What is expected: Take the data that follows and retype it word for word.

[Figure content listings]
◆ ◆ ◆ ◆

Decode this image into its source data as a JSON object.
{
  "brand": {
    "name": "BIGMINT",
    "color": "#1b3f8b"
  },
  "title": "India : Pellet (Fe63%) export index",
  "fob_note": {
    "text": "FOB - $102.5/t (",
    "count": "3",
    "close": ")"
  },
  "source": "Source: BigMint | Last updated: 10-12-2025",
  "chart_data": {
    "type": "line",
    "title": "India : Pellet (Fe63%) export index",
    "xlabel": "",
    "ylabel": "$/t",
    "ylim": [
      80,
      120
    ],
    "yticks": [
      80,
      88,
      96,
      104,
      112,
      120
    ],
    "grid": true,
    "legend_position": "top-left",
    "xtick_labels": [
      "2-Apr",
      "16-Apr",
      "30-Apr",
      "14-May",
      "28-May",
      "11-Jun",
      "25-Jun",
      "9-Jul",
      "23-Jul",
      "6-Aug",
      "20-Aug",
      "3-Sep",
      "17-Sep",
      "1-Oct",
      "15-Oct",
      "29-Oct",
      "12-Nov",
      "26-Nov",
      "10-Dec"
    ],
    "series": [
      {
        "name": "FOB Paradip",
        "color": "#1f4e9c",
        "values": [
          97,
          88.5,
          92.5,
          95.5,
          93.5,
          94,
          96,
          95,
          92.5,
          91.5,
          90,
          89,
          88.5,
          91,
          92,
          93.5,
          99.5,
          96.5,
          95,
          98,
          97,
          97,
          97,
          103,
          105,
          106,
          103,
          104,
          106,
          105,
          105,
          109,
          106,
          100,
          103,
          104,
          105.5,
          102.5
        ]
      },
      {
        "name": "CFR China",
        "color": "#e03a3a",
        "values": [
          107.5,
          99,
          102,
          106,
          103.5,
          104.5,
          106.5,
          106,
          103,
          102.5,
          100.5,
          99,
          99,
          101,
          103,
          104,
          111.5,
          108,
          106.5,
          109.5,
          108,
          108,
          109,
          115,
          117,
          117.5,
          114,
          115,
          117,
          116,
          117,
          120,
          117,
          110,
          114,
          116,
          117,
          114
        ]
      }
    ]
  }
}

◆ ◆ ◆ ◆

Task solution:
Decode this image into its source data as a JSON object.
{
  "brand": {
    "name": "BIGMINT",
    "color": "#1b3f8b"
  },
  "title": "India : Pellet (Fe63%) export index",
  "fob_note": {
    "text": "FOB - $102.5/t (",
    "count": "3",
    "close": ")"
  },
  "source": "Source: BigMint | Last updated: 10-12-2025",
  "chart_data": {
    "type": "line",
    "title": "India : Pellet (Fe63%) export index",
    "xlabel": "",
    "ylabel": "$/t",
    "ylim": [
      80,
      120
    ],
    "yticks": [
      80,
      88,
      96,
      104,
      112,
      120
    ],
    "grid": true,
    "legend_position": "top-left",
    "xtick_labels": [
      "2-Apr",
      "16-Apr",
      "30-Apr",
      "14-May",
      "28-May",
      "11-Jun",
      "25-Jun",
      "9-Jul",
      "23-Jul",
      "6-Aug",
      "20-Aug",
      "3-Sep",
      "17-Sep",
      "1-Oct",
      "15-Oct",
      "29-Oct",
      "12-Nov",
      "26-Nov",
      "10-Dec"
    ],
    "series": [
      {
        "name": "FOB Paradip",
        "color": "#1f4e9c",
        "values": [
          97,
          88.5,
          92.5,
          95.5,
          93.5,
          94,
          96,
          95,
          92.5,
          91.5,
          90,
          89,
          88.5,
          91,
          92,
          93.5,
          99.5,
          96.5,
          95,
          98,
          97,
          97,
          97,
          103,
          105,
          106,
          103,
          104,
          106,
          105,
          105,
          109,
          106,
          100,
          103,
          104,
          105.5,
          102.5
        ]
      },
      {
        "name": "CFR China",
        "color": "#e03a3a",
        "values": [
          107.5,
          99,
          102,
          106,
          103.5,
          104.5,
          106.5,
          106,
          103,
          102.5,
          100.5,
          99,
          99,
          101,
          103,
          104,
          111.5,
          108,
          106.5,
          109.5,
          108,
          108,
          109,
          115,
          117,
          117.5,
          114,
          115,
          117,
          116,
          117,
          120,
          117,
          110,
          114,
          116,
          117,
          114
        ]
      }
    ]
  }
}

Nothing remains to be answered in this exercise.